_WHAT IS BEING ASKED_
Copy each of the entries below word for word, leaving out the pictures.

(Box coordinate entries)
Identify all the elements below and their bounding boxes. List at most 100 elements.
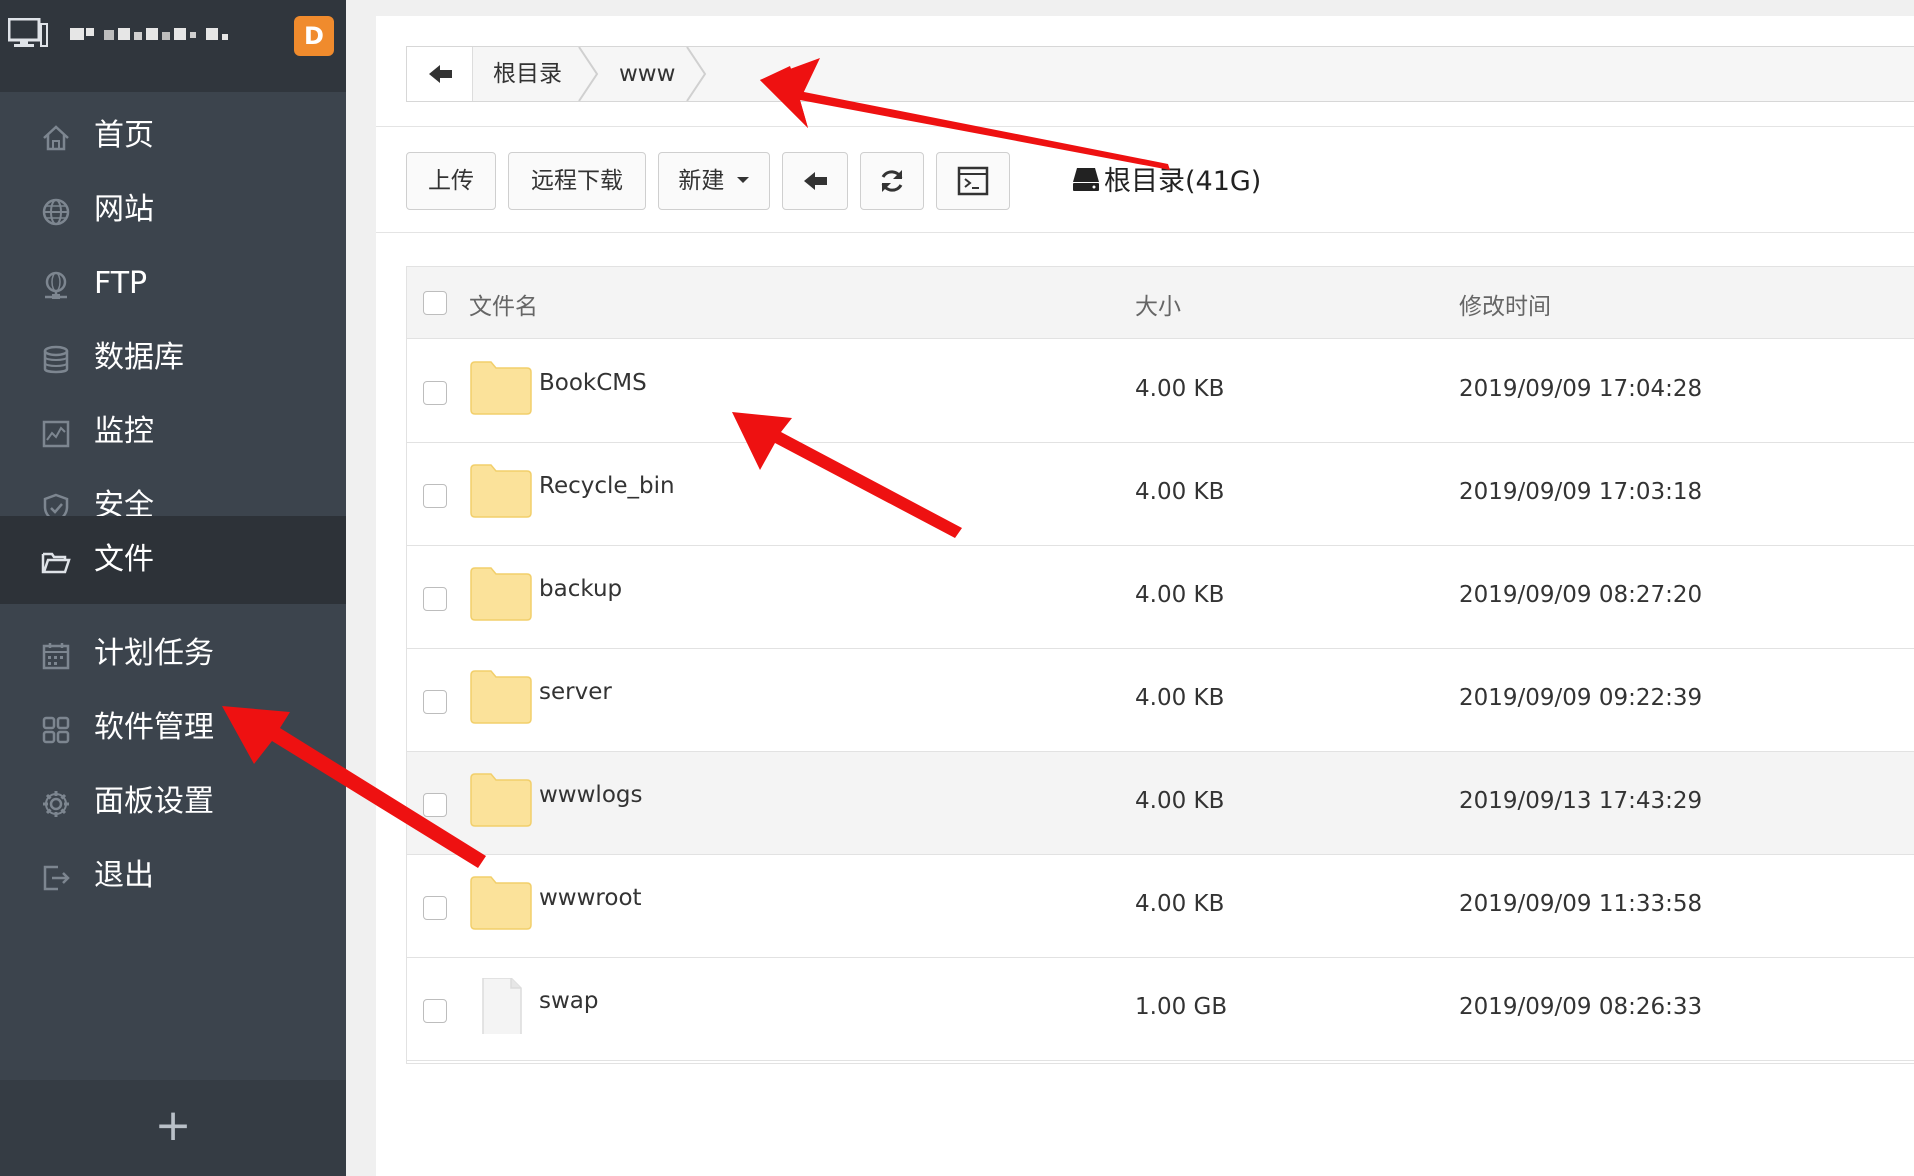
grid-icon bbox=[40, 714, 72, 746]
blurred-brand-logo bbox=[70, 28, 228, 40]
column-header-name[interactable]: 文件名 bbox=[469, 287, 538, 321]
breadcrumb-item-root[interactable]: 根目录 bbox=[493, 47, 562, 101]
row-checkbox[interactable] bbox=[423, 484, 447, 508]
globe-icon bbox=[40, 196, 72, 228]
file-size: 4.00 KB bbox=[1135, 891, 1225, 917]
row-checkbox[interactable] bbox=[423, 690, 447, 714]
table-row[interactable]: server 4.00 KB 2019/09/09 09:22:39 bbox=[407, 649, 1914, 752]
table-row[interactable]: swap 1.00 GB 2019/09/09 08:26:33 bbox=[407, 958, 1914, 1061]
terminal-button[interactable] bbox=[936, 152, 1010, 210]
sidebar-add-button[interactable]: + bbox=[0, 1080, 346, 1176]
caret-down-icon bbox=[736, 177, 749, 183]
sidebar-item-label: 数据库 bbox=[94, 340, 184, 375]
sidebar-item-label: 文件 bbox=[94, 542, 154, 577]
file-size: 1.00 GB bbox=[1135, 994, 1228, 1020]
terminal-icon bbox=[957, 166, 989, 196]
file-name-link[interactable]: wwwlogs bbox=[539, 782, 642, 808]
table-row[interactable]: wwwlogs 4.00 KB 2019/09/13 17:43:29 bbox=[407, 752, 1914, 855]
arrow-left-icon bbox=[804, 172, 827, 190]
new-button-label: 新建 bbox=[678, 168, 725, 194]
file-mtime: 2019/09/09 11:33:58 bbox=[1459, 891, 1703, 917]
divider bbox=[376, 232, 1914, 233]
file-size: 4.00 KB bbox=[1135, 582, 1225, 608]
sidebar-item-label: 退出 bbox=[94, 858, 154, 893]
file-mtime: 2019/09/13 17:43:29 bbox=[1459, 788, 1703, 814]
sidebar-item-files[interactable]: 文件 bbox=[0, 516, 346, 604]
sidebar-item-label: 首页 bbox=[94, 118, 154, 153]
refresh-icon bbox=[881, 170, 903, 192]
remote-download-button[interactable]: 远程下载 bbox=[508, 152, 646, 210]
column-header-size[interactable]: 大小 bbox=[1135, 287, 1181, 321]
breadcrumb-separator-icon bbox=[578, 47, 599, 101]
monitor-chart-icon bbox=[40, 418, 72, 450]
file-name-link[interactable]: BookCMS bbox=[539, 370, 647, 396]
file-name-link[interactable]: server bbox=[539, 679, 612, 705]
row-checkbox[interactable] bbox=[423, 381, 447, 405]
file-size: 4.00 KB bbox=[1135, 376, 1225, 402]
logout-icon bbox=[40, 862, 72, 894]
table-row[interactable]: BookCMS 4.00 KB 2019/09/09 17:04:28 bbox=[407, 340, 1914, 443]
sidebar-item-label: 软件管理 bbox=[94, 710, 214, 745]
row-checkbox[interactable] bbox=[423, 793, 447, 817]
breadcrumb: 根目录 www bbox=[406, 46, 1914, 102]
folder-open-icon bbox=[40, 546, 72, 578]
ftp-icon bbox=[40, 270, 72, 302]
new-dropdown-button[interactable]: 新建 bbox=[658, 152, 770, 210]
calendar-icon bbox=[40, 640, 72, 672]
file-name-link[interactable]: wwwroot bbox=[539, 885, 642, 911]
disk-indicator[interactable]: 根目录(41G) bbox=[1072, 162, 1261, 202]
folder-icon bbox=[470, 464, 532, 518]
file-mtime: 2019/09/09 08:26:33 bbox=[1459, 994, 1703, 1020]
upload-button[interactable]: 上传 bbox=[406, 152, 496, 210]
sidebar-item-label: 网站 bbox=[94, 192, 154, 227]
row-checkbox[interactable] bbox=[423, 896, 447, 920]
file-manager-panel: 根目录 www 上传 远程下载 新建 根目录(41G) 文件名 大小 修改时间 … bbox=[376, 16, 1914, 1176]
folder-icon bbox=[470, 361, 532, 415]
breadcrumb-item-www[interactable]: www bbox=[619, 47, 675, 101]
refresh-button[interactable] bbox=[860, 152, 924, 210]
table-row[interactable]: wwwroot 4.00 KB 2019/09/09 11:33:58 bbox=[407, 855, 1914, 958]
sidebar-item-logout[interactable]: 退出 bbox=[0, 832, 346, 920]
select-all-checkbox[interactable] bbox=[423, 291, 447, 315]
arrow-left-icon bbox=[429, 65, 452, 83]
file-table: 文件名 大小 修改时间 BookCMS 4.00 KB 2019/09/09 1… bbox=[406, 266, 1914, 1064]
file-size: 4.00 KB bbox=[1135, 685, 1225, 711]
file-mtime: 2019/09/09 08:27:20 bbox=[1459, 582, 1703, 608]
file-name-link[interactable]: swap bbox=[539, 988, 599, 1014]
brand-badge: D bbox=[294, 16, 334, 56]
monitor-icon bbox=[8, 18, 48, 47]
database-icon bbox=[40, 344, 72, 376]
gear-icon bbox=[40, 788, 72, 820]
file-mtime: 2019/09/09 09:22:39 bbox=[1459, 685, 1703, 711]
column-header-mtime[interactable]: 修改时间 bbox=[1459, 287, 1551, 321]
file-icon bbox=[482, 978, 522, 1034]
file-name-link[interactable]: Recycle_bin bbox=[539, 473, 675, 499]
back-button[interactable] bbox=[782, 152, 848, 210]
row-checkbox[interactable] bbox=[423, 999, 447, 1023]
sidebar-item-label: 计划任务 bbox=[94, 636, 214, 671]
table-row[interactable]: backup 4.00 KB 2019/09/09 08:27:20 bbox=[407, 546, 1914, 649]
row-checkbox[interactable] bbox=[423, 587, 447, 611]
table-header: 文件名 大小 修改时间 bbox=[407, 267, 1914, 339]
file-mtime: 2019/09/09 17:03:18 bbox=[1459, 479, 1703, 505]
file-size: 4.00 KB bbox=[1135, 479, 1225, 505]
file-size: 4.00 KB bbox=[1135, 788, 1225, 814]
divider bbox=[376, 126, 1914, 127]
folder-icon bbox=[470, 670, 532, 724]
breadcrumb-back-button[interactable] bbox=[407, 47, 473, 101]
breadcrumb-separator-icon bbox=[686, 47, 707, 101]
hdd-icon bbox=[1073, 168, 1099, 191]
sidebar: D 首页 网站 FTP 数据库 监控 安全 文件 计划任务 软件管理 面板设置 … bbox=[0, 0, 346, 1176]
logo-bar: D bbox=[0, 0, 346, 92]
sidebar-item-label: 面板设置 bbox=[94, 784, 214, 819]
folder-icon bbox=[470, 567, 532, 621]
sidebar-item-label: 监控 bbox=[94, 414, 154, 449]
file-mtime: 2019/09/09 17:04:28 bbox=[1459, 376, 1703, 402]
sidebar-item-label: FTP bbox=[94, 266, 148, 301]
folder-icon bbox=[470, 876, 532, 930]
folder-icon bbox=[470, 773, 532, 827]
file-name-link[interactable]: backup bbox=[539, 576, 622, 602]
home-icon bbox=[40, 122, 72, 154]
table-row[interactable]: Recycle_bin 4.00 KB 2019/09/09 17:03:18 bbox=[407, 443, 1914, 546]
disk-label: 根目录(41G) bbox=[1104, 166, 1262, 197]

_WRITTEN ANSWER_
Identify all the elements below and their bounding boxes. List at most 100 elements.
grid-icon bbox=[40, 714, 72, 746]
blurred-brand-logo bbox=[70, 28, 228, 40]
column-header-name[interactable]: 文件名 bbox=[469, 287, 538, 321]
breadcrumb-item-root[interactable]: 根目录 bbox=[493, 47, 562, 101]
row-checkbox[interactable] bbox=[423, 484, 447, 508]
globe-icon bbox=[40, 196, 72, 228]
file-size: 4.00 KB bbox=[1135, 891, 1225, 917]
row-checkbox[interactable] bbox=[423, 690, 447, 714]
table-row[interactable]: server 4.00 KB 2019/09/09 09:22:39 bbox=[407, 649, 1914, 752]
table-row[interactable]: swap 1.00 GB 2019/09/09 08:26:33 bbox=[407, 958, 1914, 1061]
terminal-button[interactable] bbox=[936, 152, 1010, 210]
sidebar-add-button[interactable]: + bbox=[0, 1080, 346, 1176]
caret-down-icon bbox=[736, 177, 749, 183]
sidebar-item-label: 数据库 bbox=[94, 340, 184, 375]
sidebar-item-label: 文件 bbox=[94, 542, 154, 577]
file-size: 1.00 GB bbox=[1135, 994, 1228, 1020]
terminal-icon bbox=[957, 166, 989, 196]
file-name-link[interactable]: wwwlogs bbox=[539, 782, 642, 808]
table-row[interactable]: wwwlogs 4.00 KB 2019/09/13 17:43:29 bbox=[407, 752, 1914, 855]
arrow-left-icon bbox=[804, 172, 827, 190]
new-button-label: 新建 bbox=[678, 168, 725, 194]
file-mtime: 2019/09/09 11:33:58 bbox=[1459, 891, 1703, 917]
divider bbox=[376, 232, 1914, 233]
file-size: 4.00 KB bbox=[1135, 582, 1225, 608]
sidebar-item-label: 退出 bbox=[94, 858, 154, 893]
file-mtime: 2019/09/13 17:43:29 bbox=[1459, 788, 1703, 814]
sidebar-item-files[interactable]: 文件 bbox=[0, 516, 346, 604]
sidebar-item-label: 首页 bbox=[94, 118, 154, 153]
refresh-icon bbox=[881, 170, 903, 192]
remote-download-button[interactable]: 远程下载 bbox=[508, 152, 646, 210]
column-header-size[interactable]: 大小 bbox=[1135, 287, 1181, 321]
breadcrumb-separator-icon bbox=[578, 47, 599, 101]
monitor-chart-icon bbox=[40, 418, 72, 450]
file-name-link[interactable]: BookCMS bbox=[539, 370, 647, 396]
file-name-link[interactable]: server bbox=[539, 679, 612, 705]
row-checkbox[interactable] bbox=[423, 381, 447, 405]
file-size: 4.00 KB bbox=[1135, 376, 1225, 402]
logout-icon bbox=[40, 862, 72, 894]
table-row[interactable]: BookCMS 4.00 KB 2019/09/09 17:04:28 bbox=[407, 340, 1914, 443]
sidebar-item-label: 软件管理 bbox=[94, 710, 214, 745]
row-checkbox[interactable] bbox=[423, 793, 447, 817]
breadcrumb: 根目录 www bbox=[406, 46, 1914, 102]
folder-open-icon bbox=[40, 546, 72, 578]
ftp-icon bbox=[40, 270, 72, 302]
new-dropdown-button[interactable]: 新建 bbox=[658, 152, 770, 210]
calendar-icon bbox=[40, 640, 72, 672]
file-name-link[interactable]: wwwroot bbox=[539, 885, 642, 911]
disk-indicator[interactable]: 根目录(41G) bbox=[1072, 162, 1261, 202]
folder-icon bbox=[470, 464, 532, 518]
file-mtime: 2019/09/09 08:26:33 bbox=[1459, 994, 1703, 1020]
upload-button[interactable]: 上传 bbox=[406, 152, 496, 210]
sidebar-item-label: 网站 bbox=[94, 192, 154, 227]
row-checkbox[interactable] bbox=[423, 896, 447, 920]
file-manager-panel: 根目录 www 上传 远程下载 新建 根目录(41G) 文件名 大小 修改时间 … bbox=[376, 16, 1914, 1176]
folder-icon bbox=[470, 361, 532, 415]
breadcrumb-item-www[interactable]: www bbox=[619, 47, 675, 101]
refresh-button[interactable] bbox=[860, 152, 924, 210]
table-row[interactable]: wwwroot 4.00 KB 2019/09/09 11:33:58 bbox=[407, 855, 1914, 958]
sidebar-item-logout[interactable]: 退出 bbox=[0, 832, 346, 920]
select-all-checkbox[interactable] bbox=[423, 291, 447, 315]
arrow-left-icon bbox=[429, 65, 452, 83]
file-table: 文件名 大小 修改时间 BookCMS 4.00 KB 2019/09/09 1… bbox=[406, 266, 1914, 1064]
file-size: 4.00 KB bbox=[1135, 685, 1225, 711]
file-mtime: 2019/09/09 08:27:20 bbox=[1459, 582, 1703, 608]
file-name-link[interactable]: swap bbox=[539, 988, 599, 1014]
brand-badge: D bbox=[294, 16, 334, 56]
monitor-icon bbox=[8, 18, 48, 47]
database-icon bbox=[40, 344, 72, 376]
gear-icon bbox=[40, 788, 72, 820]
file-mtime: 2019/09/09 09:22:39 bbox=[1459, 685, 1703, 711]
column-header-mtime[interactable]: 修改时间 bbox=[1459, 287, 1551, 321]
file-icon bbox=[482, 978, 522, 1034]
file-name-link[interactable]: Recycle_bin bbox=[539, 473, 675, 499]
back-button[interactable] bbox=[782, 152, 848, 210]
row-checkbox[interactable] bbox=[423, 999, 447, 1023]
sidebar-item-label: 计划任务 bbox=[94, 636, 214, 671]
table-row[interactable]: backup 4.00 KB 2019/09/09 08:27:20 bbox=[407, 546, 1914, 649]
row-checkbox[interactable] bbox=[423, 587, 447, 611]
table-header: 文件名 大小 修改时间 bbox=[407, 267, 1914, 339]
file-mtime: 2019/09/09 17:03:18 bbox=[1459, 479, 1703, 505]
file-size: 4.00 KB bbox=[1135, 479, 1225, 505]
file-size: 4.00 KB bbox=[1135, 788, 1225, 814]
divider bbox=[376, 126, 1914, 127]
folder-icon bbox=[470, 670, 532, 724]
breadcrumb-back-button[interactable] bbox=[407, 47, 473, 101]
breadcrumb-separator-icon bbox=[686, 47, 707, 101]
hdd-icon bbox=[1073, 168, 1099, 191]
sidebar: D 首页 网站 FTP 数据库 监控 安全 文件 计划任务 软件管理 面板设置 … bbox=[0, 0, 346, 1176]
logo-bar: D bbox=[0, 0, 346, 92]
sidebar-item-label: 面板设置 bbox=[94, 784, 214, 819]
folder-icon bbox=[470, 567, 532, 621]
sidebar-item-label: 监控 bbox=[94, 414, 154, 449]
file-mtime: 2019/09/09 17:04:28 bbox=[1459, 376, 1703, 402]
sidebar-item-label: FTP bbox=[94, 266, 148, 301]
folder-icon bbox=[470, 876, 532, 930]
folder-icon bbox=[470, 773, 532, 827]
file-name-link[interactable]: backup bbox=[539, 576, 622, 602]
home-icon bbox=[40, 122, 72, 154]
table-row[interactable]: Recycle_bin 4.00 KB 2019/09/09 17:03:18 bbox=[407, 443, 1914, 546]
disk-label: 根目录(41G) bbox=[1104, 166, 1262, 197]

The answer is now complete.